▶ **Your objective**
Copy each line that contains the string "Players".

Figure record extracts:
#####

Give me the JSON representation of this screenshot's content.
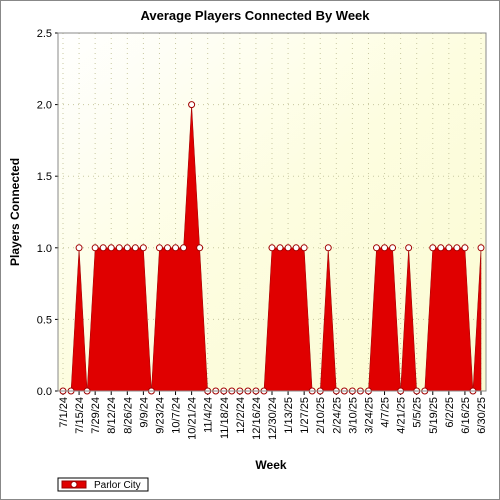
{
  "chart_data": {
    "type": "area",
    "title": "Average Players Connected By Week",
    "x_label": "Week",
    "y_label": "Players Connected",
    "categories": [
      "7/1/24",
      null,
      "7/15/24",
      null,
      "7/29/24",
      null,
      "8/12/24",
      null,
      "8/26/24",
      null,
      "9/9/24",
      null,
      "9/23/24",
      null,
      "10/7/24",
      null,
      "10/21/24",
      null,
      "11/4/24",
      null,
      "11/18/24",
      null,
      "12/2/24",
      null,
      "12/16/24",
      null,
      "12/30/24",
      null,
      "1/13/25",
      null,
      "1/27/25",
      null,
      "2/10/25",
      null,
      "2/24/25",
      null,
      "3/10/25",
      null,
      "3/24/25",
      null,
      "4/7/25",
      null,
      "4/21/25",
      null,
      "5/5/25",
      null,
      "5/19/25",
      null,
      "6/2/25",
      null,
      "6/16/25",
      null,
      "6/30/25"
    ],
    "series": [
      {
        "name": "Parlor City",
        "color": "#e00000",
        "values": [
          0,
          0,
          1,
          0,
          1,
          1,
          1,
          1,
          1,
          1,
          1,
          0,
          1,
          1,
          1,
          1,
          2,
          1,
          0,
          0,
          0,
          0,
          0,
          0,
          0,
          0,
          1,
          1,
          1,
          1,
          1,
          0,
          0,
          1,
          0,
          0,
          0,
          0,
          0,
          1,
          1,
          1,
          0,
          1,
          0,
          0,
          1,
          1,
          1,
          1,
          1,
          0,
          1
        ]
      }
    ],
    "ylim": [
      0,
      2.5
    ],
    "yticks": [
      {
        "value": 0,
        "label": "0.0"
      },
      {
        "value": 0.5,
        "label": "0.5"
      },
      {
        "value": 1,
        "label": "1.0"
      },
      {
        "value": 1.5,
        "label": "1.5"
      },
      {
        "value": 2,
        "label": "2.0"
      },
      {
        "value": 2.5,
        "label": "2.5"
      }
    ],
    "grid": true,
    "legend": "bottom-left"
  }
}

#####

▶ **Reply**
    "title": "Average Players Connected By Week",
    "y_label": "Players Connected",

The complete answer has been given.